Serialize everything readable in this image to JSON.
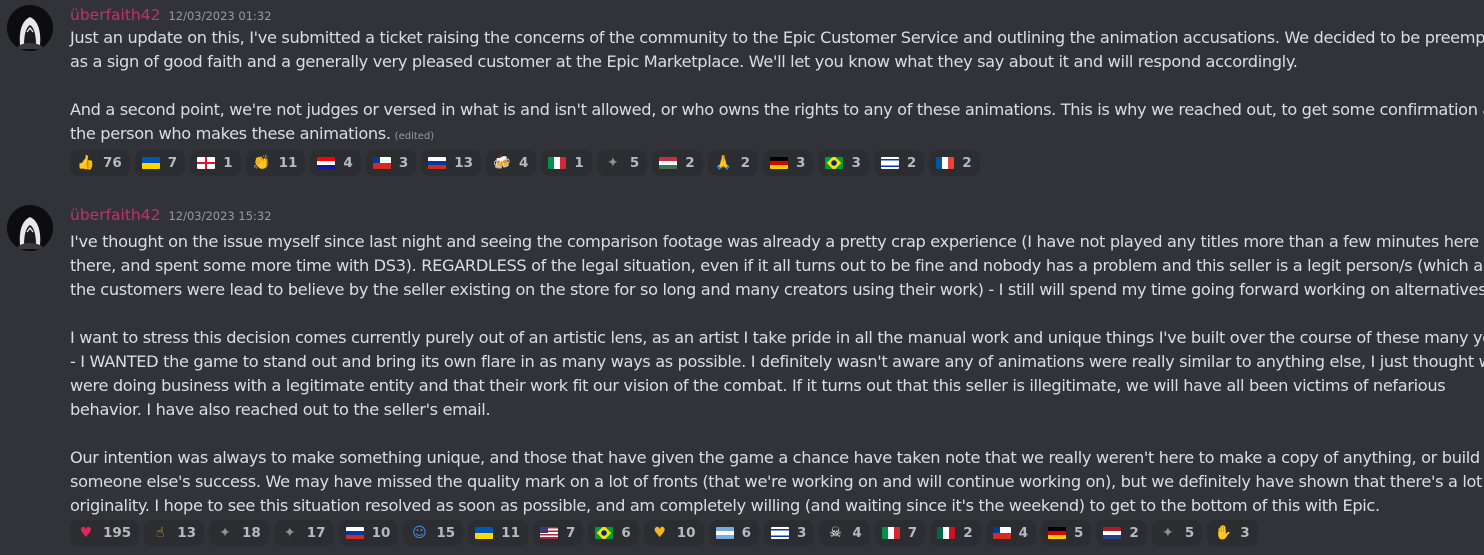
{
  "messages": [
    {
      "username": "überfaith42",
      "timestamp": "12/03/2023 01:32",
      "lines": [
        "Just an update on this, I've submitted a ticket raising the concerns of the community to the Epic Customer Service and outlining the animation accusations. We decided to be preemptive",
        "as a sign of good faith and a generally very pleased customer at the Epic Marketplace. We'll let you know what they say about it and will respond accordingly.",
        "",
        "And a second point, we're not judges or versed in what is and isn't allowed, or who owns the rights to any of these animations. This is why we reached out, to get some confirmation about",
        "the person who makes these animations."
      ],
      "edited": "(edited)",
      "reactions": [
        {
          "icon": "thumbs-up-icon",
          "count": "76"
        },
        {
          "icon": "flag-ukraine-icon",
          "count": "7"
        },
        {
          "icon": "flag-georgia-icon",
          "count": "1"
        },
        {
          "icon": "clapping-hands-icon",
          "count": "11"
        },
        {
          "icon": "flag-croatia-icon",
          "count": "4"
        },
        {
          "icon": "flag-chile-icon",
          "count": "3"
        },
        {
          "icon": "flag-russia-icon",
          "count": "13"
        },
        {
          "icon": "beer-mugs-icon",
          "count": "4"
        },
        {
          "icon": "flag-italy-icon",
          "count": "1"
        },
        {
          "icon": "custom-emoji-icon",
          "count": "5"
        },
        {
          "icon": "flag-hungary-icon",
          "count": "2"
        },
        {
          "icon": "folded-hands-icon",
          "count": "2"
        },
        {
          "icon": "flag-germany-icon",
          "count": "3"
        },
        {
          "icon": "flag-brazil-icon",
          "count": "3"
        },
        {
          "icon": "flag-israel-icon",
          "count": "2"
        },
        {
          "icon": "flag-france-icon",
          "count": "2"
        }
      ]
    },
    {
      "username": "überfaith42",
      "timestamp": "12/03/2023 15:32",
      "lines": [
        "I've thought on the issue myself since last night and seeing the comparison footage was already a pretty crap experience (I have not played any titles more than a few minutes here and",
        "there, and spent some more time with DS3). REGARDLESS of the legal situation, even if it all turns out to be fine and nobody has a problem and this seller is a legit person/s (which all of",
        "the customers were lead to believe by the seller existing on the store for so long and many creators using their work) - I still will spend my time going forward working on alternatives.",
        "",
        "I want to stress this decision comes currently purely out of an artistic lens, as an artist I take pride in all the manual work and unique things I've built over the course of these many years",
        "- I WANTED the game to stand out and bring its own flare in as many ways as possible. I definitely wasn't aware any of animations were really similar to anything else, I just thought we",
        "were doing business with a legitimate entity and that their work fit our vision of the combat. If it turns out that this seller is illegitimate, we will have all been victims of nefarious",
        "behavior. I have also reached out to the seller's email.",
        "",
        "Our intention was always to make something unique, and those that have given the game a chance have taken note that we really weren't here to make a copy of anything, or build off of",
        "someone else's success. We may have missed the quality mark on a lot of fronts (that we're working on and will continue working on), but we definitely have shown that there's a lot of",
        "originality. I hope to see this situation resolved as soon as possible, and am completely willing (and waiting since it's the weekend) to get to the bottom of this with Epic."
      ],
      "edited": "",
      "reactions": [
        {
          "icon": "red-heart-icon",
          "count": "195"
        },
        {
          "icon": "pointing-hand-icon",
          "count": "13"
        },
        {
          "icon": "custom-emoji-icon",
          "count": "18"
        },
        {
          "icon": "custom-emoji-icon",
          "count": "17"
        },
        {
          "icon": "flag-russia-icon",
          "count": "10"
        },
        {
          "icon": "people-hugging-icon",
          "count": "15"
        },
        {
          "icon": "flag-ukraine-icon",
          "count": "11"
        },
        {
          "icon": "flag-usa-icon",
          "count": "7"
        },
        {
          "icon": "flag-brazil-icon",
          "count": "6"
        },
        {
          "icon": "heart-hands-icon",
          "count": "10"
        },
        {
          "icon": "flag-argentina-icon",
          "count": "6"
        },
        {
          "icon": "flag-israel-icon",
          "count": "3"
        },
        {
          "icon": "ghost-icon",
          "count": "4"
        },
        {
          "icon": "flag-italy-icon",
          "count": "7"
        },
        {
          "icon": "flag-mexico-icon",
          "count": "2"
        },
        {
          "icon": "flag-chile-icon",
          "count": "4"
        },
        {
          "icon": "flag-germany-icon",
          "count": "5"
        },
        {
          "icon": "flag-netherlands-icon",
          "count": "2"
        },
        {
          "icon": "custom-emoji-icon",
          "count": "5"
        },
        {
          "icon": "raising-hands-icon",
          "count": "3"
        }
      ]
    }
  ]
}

**Aim of the exercise**
Check every line for "game" and show the ones that have it.

**Written reply**
        "- I WANTED the game to stand out and bring its own flare in as many ways as possible. I definitely wasn't aware any of animations were really similar to anything else, I just thought we",
        "Our intention was always to make something unique, and those that have given the game a chance have taken note that we really weren't here to make a copy of anything, or build off of",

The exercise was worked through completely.